Report all lines holding "imediato".
....
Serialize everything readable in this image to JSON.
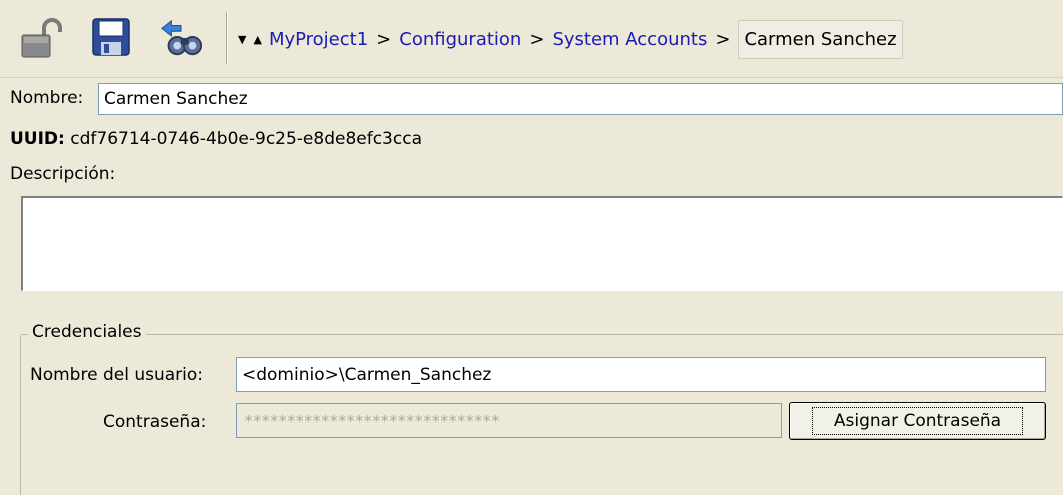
{
  "toolbar": {
    "icons": [
      "unlock-icon",
      "save-icon",
      "find-references-icon"
    ],
    "nav_down": "▼",
    "nav_up": "▲",
    "breadcrumb": {
      "items": [
        "MyProject1",
        "Configuration",
        "System Accounts"
      ],
      "separator": ">",
      "current": "Carmen Sanchez"
    }
  },
  "form": {
    "name_label": "Nombre:",
    "name_value": "Carmen Sanchez",
    "uuid_label": "UUID:",
    "uuid_value": "cdf76714-0746-4b0e-9c25-e8de8efc3cca",
    "description_label": "Descripción:",
    "description_value": ""
  },
  "credentials": {
    "legend": "Credenciales",
    "username_label": "Nombre del usuario:",
    "username_value": "<dominio>\\Carmen_Sanchez",
    "password_label": "Contraseña:",
    "password_value": "******************************",
    "set_password_button": "Asignar Contraseña"
  },
  "colors": {
    "window_bg": "#ece9d8",
    "link": "#1a1ab4",
    "field_border": "#7f9db9"
  }
}
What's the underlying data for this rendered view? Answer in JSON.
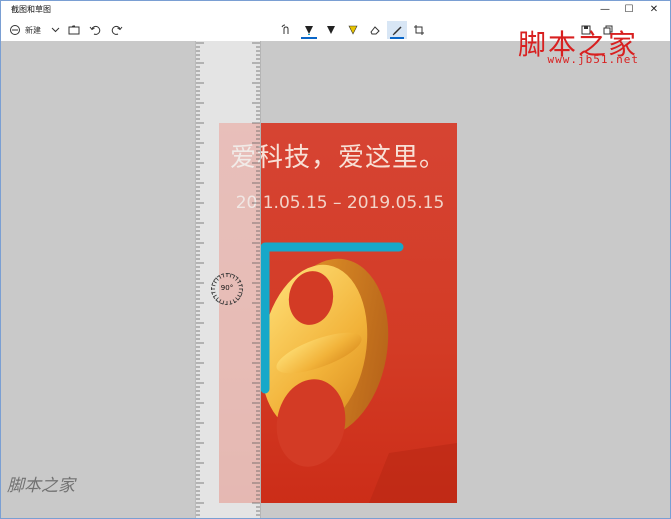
{
  "window": {
    "title": "截图和草图",
    "controls": {
      "minimize": "—",
      "maximize": "☐",
      "close": "✕"
    }
  },
  "toolbar": {
    "new_label": "新建",
    "more_label": "···"
  },
  "poster": {
    "headline": "爱科技，爱这里。",
    "dates": "20  1.05.15 – 2019.05.15",
    "number": "8"
  },
  "protractor": {
    "label": "90°"
  },
  "watermark": {
    "title": "脚本之家",
    "url": "www.jb51.net",
    "bottom": "脚本之家"
  },
  "colors": {
    "poster_red": "#d33b25",
    "highlight_blue": "#16a8c9",
    "accent": "#0a66c8"
  }
}
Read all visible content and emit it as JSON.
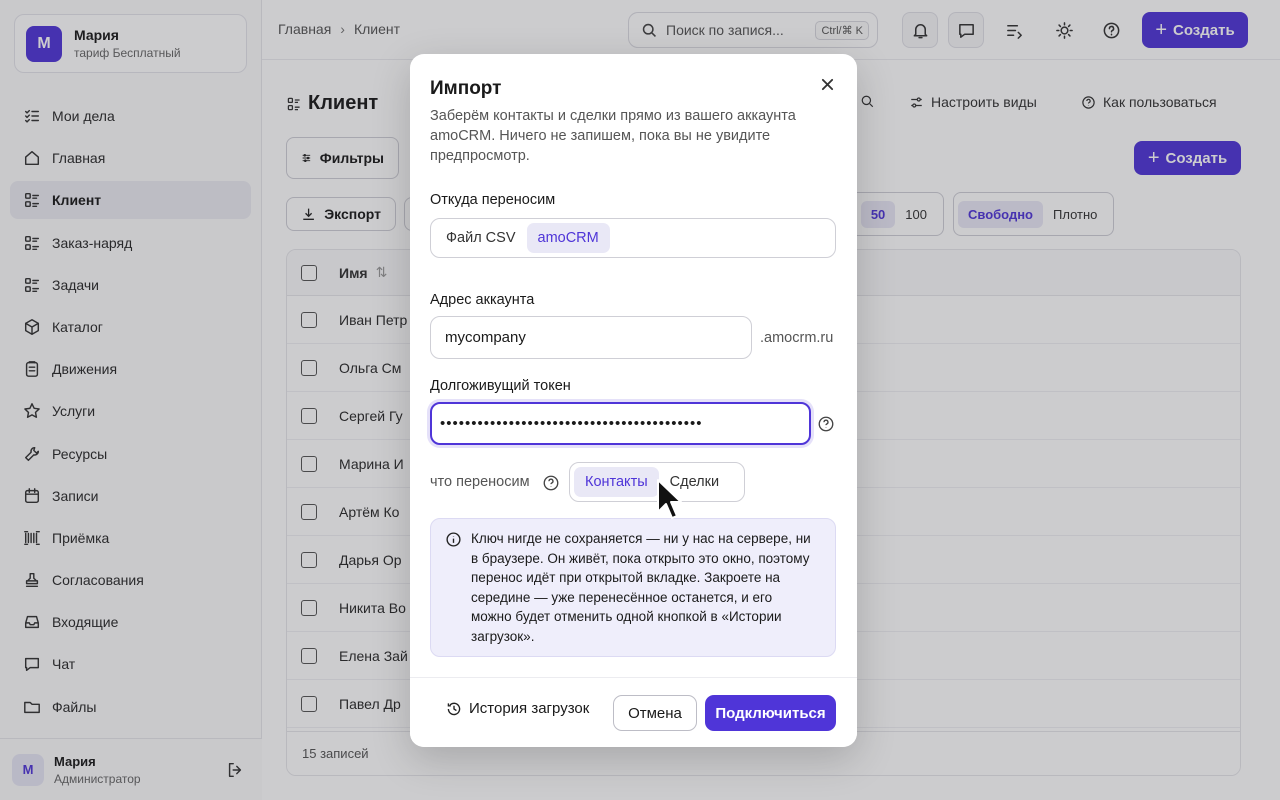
{
  "account": {
    "avatar_letter": "М",
    "name": "Мария",
    "plan": "тариф Бесплатный"
  },
  "sidebar": {
    "items": [
      {
        "label": "Мои дела",
        "icon": "checklist-icon",
        "active": false
      },
      {
        "label": "Главная",
        "icon": "home-icon",
        "active": false
      },
      {
        "label": "Клиент",
        "icon": "list-icon",
        "active": true
      },
      {
        "label": "Заказ-наряд",
        "icon": "list-icon",
        "active": false
      },
      {
        "label": "Задачи",
        "icon": "list-icon",
        "active": false
      },
      {
        "label": "Каталог",
        "icon": "box-icon",
        "active": false
      },
      {
        "label": "Движения",
        "icon": "clipboard-icon",
        "active": false
      },
      {
        "label": "Услуги",
        "icon": "star-icon",
        "active": false
      },
      {
        "label": "Ресурсы",
        "icon": "wrench-icon",
        "active": false
      },
      {
        "label": "Записи",
        "icon": "calendar-icon",
        "active": false
      },
      {
        "label": "Приёмка",
        "icon": "barcode-icon",
        "active": false
      },
      {
        "label": "Согласования",
        "icon": "stamp-icon",
        "active": false
      },
      {
        "label": "Входящие",
        "icon": "inbox-icon",
        "active": false
      },
      {
        "label": "Чат",
        "icon": "chat-icon",
        "active": false
      },
      {
        "label": "Файлы",
        "icon": "folder-icon",
        "active": false
      }
    ]
  },
  "user": {
    "avatar_letter": "М",
    "name": "Мария",
    "role": "Администратор"
  },
  "topbar": {
    "breadcrumb": [
      "Главная",
      "Клиент"
    ],
    "search_placeholder": "Поиск по запися...",
    "search_shortcut": "Ctrl/⌘ K",
    "create_label": "Создать"
  },
  "page": {
    "title": "Клиент",
    "configure_views": "Настроить виды",
    "how_to_use": "Как пользоваться",
    "filters": "Фильтры",
    "create": "Создать",
    "export": "Экспорт",
    "page_sizes": [
      "50",
      "100"
    ],
    "page_size_selected": "50",
    "density": [
      "Свободно",
      "Плотно"
    ],
    "density_selected": "Свободно",
    "table": {
      "header_name": "Имя",
      "rows": [
        "Иван Петр",
        "Ольга См",
        "Сергей Гу",
        "Марина И",
        "Артём Ко",
        "Дарья Ор",
        "Никита Во",
        "Елена Зай",
        "Павел Др"
      ],
      "footer": "15 записей"
    }
  },
  "modal": {
    "title": "Импорт",
    "description": "Заберём контакты и сделки прямо из вашего аккаунта amoCRM. Ничего не запишем, пока вы не увидите предпросмотр.",
    "source_label": "Откуда переносим",
    "source_options": [
      "Файл CSV",
      "amoCRM"
    ],
    "source_selected": "amoCRM",
    "account_label": "Адрес аккаунта",
    "account_value": "mycompany",
    "account_suffix": ".amocrm.ru",
    "token_label": "Долгоживущий токен",
    "token_value": "••••••••••••••••••••••••••••••••••••••••••",
    "what_label": "что переносим",
    "what_options": [
      "Контакты",
      "Сделки"
    ],
    "what_selected": "Контакты",
    "info_text": "Ключ нигде не сохраняется — ни у нас на сервере, ни в браузере. Он живёт, пока открыто это окно, поэтому перенос идёт при открытой вкладке. Закроете на середине — уже перенесённое останется, и его можно будет отменить одной кнопкой в «Истории загрузок».",
    "history_button": "История загрузок",
    "cancel_button": "Отмена",
    "connect_button": "Подключиться"
  },
  "colors": {
    "accent": "#4f35d8",
    "accent_soft": "#e9e8f6",
    "info_bg": "#efeefb"
  }
}
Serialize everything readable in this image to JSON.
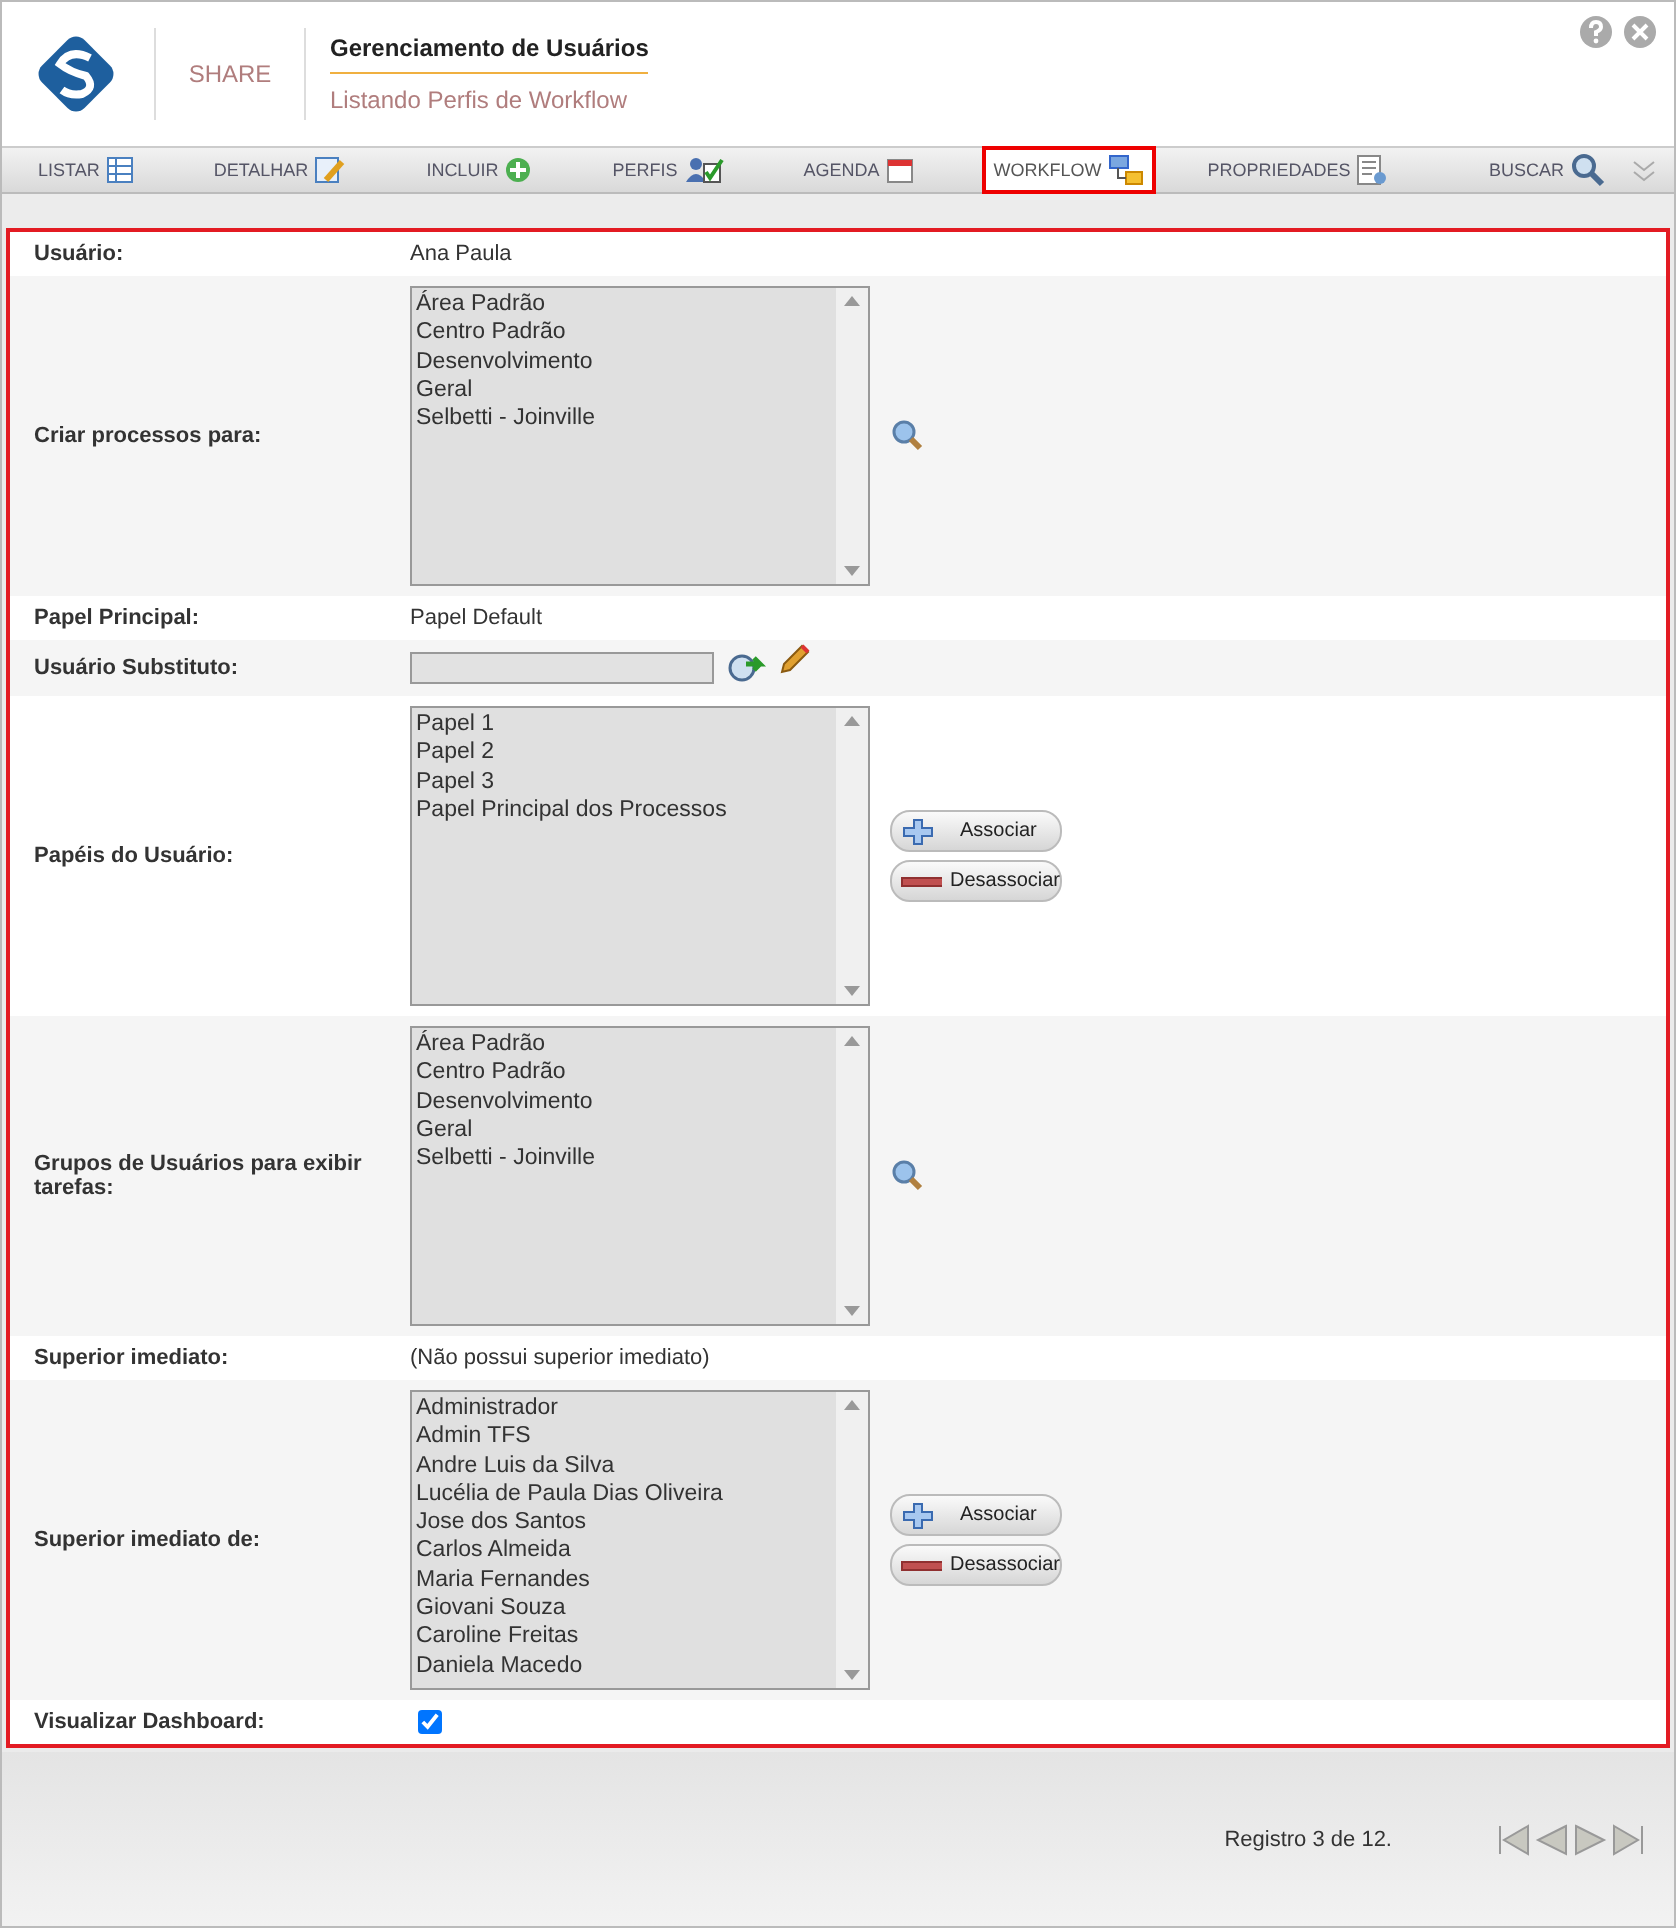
{
  "header": {
    "app_name": "SHARE",
    "title": "Gerenciamento de Usuários",
    "subtitle": "Listando Perfis de Workflow"
  },
  "tabs": [
    {
      "label": "LISTAR",
      "selected": false
    },
    {
      "label": "DETALHAR",
      "selected": false
    },
    {
      "label": "INCLUIR",
      "selected": false
    },
    {
      "label": "PERFIS",
      "selected": false
    },
    {
      "label": "AGENDA",
      "selected": false
    },
    {
      "label": "WORKFLOW",
      "selected": true
    },
    {
      "label": "PROPRIEDADES",
      "selected": false
    }
  ],
  "search_label": "BUSCAR",
  "rows": [
    {
      "kind": "text",
      "label": "Usuário:",
      "value": "Ana Paula"
    },
    {
      "kind": "list_search",
      "label": "Criar processos para:",
      "items": [
        "Área Padrão",
        "Centro Padrão",
        "Desenvolvimento",
        "Geral",
        "Selbetti - Joinville"
      ]
    },
    {
      "kind": "text",
      "label": "Papel Principal:",
      "value": "Papel Default"
    },
    {
      "kind": "input",
      "label": "Usuário Substituto:"
    },
    {
      "kind": "list_buttons",
      "label": "Papéis do Usuário:",
      "items": [
        "Papel 1",
        "Papel 2",
        "Papel 3",
        "Papel Principal dos Processos"
      ],
      "buttons": [
        "Associar",
        "Desassociar"
      ]
    },
    {
      "kind": "list_search",
      "label": "Grupos de Usuários para exibir tarefas:",
      "items": [
        "Área Padrão",
        "Centro Padrão",
        "Desenvolvimento",
        "Geral",
        "Selbetti - Joinville"
      ]
    },
    {
      "kind": "text",
      "label": "Superior imediato:",
      "value": "(Não possui superior imediato)"
    },
    {
      "kind": "list_buttons",
      "label": "Superior imediato de:",
      "items": [
        "Administrador",
        "Admin TFS",
        "Andre Luis da Silva",
        "Lucélia de Paula Dias Oliveira",
        "Jose dos Santos",
        "Carlos Almeida",
        "Maria Fernandes",
        "Giovani Souza",
        "Caroline Freitas",
        "Daniela Macedo"
      ],
      "buttons": [
        "Associar",
        "Desassociar"
      ]
    },
    {
      "kind": "checkbox",
      "label": "Visualizar Dashboard:",
      "checked": true
    }
  ],
  "footer": {
    "record": "Registro 3 de 12."
  }
}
....
Written answer —
      "label": "Superior imediato:",
      "value": "(Não possui superior imediato)"
      "label": "Superior imediato de:",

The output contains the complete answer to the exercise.